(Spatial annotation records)
********************

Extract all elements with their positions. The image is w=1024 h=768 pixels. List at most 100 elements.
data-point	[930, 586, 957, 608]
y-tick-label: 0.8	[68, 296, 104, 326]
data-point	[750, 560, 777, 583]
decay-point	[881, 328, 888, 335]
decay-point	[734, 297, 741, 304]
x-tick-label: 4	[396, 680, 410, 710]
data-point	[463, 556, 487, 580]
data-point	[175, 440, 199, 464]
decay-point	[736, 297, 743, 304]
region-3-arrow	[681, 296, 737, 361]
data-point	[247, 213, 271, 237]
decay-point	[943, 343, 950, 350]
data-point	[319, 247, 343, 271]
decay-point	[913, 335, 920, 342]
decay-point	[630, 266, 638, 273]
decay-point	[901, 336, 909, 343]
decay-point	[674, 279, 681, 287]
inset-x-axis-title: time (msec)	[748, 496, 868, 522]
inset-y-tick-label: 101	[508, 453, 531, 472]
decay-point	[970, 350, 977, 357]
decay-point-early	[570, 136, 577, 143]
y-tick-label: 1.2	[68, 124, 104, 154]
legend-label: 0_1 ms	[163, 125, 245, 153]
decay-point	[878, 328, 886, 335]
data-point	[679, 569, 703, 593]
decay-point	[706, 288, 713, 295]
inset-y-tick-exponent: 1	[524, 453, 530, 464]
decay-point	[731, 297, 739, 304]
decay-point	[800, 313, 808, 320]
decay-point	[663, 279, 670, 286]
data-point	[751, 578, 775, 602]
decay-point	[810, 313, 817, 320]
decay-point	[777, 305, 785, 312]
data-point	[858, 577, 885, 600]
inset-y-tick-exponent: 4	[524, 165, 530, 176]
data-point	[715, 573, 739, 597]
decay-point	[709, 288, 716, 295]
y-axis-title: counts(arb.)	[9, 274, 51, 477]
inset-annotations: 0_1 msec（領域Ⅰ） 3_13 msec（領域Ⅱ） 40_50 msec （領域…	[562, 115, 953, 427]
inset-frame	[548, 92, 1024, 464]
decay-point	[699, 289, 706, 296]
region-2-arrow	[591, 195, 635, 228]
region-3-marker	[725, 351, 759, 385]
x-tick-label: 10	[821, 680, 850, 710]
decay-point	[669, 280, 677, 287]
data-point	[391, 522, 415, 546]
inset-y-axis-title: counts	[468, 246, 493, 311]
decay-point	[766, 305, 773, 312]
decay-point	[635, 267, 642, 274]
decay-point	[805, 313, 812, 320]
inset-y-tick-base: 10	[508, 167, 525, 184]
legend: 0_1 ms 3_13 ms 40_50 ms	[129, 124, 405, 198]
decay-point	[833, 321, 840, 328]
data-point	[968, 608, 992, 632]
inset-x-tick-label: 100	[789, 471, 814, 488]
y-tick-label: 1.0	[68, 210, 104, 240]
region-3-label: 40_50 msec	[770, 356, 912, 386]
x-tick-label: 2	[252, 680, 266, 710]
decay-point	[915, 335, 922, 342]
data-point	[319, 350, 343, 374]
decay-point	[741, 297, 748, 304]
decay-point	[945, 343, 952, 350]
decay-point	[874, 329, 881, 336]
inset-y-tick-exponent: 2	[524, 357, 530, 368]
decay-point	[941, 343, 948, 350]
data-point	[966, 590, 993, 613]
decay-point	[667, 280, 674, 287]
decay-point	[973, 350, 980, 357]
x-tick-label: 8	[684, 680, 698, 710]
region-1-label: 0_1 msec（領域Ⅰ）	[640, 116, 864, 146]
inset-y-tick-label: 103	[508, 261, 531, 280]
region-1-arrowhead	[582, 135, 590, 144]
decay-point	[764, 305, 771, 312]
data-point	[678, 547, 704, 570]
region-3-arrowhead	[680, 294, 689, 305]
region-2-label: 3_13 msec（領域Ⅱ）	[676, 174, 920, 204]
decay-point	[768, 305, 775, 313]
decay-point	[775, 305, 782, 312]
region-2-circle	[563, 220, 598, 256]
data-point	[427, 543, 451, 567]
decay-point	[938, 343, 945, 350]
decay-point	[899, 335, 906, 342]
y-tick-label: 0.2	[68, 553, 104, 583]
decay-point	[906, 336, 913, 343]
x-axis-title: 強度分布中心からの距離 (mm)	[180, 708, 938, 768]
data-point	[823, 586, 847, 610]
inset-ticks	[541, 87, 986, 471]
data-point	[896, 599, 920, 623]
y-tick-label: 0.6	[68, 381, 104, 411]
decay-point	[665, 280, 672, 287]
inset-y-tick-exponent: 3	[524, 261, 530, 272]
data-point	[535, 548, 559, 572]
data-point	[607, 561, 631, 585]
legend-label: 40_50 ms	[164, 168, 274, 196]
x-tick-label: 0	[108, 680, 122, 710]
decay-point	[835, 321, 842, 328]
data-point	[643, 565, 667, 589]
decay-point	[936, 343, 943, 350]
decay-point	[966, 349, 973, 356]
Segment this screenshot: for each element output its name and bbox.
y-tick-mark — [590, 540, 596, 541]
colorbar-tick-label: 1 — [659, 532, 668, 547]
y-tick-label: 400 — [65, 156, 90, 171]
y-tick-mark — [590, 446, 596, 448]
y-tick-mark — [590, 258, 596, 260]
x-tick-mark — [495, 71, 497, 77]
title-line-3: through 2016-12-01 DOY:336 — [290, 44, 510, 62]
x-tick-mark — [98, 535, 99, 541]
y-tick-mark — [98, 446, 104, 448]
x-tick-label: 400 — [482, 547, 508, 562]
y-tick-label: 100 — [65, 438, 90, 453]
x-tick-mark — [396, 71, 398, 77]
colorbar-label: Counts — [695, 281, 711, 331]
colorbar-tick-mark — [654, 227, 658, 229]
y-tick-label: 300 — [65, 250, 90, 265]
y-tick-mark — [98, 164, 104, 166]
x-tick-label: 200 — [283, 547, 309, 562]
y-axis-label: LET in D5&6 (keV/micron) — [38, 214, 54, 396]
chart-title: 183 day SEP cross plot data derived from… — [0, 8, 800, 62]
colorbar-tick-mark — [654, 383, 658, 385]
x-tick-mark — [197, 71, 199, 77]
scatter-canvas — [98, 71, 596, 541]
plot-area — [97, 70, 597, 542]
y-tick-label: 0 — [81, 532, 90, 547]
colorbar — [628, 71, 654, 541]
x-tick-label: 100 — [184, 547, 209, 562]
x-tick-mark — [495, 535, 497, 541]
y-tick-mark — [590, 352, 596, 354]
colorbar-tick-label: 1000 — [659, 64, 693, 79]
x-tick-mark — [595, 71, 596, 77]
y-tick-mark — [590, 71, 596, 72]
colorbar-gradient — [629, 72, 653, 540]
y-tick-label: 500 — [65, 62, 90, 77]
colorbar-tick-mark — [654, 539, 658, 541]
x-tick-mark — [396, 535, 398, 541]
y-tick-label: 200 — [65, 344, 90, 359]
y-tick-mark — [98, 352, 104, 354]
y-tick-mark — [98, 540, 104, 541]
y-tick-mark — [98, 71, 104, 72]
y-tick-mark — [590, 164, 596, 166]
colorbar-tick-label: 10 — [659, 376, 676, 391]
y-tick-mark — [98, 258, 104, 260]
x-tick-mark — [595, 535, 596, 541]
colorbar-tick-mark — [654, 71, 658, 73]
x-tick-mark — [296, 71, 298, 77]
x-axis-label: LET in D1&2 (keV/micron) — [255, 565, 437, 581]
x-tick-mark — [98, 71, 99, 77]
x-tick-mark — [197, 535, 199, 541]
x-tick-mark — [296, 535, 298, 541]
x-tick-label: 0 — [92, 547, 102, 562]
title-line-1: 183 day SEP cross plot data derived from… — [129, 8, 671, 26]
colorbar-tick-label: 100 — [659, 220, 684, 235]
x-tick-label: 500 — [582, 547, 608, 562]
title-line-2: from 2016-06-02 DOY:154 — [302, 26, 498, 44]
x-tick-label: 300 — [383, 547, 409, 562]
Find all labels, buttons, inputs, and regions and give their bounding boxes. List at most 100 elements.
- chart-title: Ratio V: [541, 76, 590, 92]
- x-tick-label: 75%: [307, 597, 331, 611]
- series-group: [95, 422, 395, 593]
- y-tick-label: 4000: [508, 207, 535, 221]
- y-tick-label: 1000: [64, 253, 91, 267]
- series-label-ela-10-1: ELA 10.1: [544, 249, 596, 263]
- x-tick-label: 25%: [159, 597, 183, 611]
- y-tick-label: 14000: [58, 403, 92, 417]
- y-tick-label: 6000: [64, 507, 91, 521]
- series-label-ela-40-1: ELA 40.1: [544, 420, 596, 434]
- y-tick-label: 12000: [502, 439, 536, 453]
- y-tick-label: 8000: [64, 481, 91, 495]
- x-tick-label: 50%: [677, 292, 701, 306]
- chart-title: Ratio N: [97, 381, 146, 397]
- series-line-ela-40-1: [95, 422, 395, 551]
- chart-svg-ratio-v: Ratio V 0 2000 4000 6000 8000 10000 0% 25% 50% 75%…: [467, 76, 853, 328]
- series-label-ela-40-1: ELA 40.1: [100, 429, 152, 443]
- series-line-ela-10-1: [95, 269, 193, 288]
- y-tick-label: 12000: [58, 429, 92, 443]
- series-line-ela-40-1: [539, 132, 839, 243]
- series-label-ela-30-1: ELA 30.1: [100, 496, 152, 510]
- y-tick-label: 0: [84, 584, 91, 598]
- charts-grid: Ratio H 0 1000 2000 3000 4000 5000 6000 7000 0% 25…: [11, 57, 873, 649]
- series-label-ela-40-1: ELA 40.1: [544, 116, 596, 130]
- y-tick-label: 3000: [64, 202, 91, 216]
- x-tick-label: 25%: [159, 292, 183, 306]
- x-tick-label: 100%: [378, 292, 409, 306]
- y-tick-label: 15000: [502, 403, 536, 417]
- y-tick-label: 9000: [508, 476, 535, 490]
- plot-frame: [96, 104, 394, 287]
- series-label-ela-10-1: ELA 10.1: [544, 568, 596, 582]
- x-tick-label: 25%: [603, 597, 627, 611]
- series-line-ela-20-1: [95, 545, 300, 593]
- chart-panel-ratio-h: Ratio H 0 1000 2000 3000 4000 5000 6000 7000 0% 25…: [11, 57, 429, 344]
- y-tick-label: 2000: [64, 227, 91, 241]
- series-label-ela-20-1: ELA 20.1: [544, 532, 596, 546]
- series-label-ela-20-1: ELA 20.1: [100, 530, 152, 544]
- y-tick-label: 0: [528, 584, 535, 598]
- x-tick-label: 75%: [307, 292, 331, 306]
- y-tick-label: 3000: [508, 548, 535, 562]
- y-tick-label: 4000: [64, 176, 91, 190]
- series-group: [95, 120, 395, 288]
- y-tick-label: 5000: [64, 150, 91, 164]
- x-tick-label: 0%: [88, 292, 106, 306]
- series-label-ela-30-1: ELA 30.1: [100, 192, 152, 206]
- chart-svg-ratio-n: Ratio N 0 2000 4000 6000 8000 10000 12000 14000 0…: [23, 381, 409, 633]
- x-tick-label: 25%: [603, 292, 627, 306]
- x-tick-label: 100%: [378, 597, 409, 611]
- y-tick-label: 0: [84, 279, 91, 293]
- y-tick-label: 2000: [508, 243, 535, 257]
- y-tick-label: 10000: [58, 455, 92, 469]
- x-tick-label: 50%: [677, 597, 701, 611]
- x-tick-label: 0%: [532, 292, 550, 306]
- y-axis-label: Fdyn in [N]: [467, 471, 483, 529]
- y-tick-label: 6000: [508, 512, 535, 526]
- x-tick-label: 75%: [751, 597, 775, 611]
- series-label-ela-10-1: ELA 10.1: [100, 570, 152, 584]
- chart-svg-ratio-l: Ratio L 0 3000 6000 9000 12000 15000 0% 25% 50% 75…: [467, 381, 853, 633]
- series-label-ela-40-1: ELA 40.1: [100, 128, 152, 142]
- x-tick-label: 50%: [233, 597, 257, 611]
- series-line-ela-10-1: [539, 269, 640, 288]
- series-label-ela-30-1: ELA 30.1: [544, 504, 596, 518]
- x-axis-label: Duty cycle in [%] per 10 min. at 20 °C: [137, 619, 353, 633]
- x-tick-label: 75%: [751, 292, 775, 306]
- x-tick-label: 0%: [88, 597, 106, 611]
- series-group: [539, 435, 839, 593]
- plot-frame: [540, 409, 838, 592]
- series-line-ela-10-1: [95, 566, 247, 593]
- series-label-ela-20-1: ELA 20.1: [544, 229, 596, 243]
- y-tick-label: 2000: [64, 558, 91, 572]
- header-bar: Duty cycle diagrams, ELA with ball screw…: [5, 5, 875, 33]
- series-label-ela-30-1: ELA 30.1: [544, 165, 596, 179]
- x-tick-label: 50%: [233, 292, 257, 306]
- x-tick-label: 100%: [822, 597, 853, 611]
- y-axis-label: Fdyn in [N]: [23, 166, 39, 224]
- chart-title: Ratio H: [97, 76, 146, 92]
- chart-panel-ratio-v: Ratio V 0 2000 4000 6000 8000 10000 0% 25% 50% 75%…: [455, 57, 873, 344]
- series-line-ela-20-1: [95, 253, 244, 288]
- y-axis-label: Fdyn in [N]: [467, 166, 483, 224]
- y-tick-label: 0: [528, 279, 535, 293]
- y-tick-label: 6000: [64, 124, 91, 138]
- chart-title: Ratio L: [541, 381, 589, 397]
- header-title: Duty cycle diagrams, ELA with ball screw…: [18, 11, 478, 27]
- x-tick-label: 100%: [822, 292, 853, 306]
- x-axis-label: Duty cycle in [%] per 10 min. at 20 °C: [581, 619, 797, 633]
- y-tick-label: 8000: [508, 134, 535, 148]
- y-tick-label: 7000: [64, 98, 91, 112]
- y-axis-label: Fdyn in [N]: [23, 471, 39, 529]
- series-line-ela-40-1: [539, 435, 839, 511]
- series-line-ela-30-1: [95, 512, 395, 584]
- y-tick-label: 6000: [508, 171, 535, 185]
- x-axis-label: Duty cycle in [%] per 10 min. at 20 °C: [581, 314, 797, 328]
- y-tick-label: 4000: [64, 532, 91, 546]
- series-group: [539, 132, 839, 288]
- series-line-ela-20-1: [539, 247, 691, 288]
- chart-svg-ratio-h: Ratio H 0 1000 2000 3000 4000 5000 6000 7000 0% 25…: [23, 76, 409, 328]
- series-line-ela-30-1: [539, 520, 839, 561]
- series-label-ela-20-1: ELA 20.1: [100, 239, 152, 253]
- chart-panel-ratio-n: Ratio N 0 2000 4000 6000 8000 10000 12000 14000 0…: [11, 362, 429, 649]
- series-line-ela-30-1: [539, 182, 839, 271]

********************

__Exercise details__. List each line of the material that contains the word "elements".

__Answer to the problem__.
Extract all elements with their positions. The image is w=1024 h=768 pixels. List at most 100 elements.
Find all labels, buttons, inputs, and regions and give their bounding boxes. List at most 100 elements.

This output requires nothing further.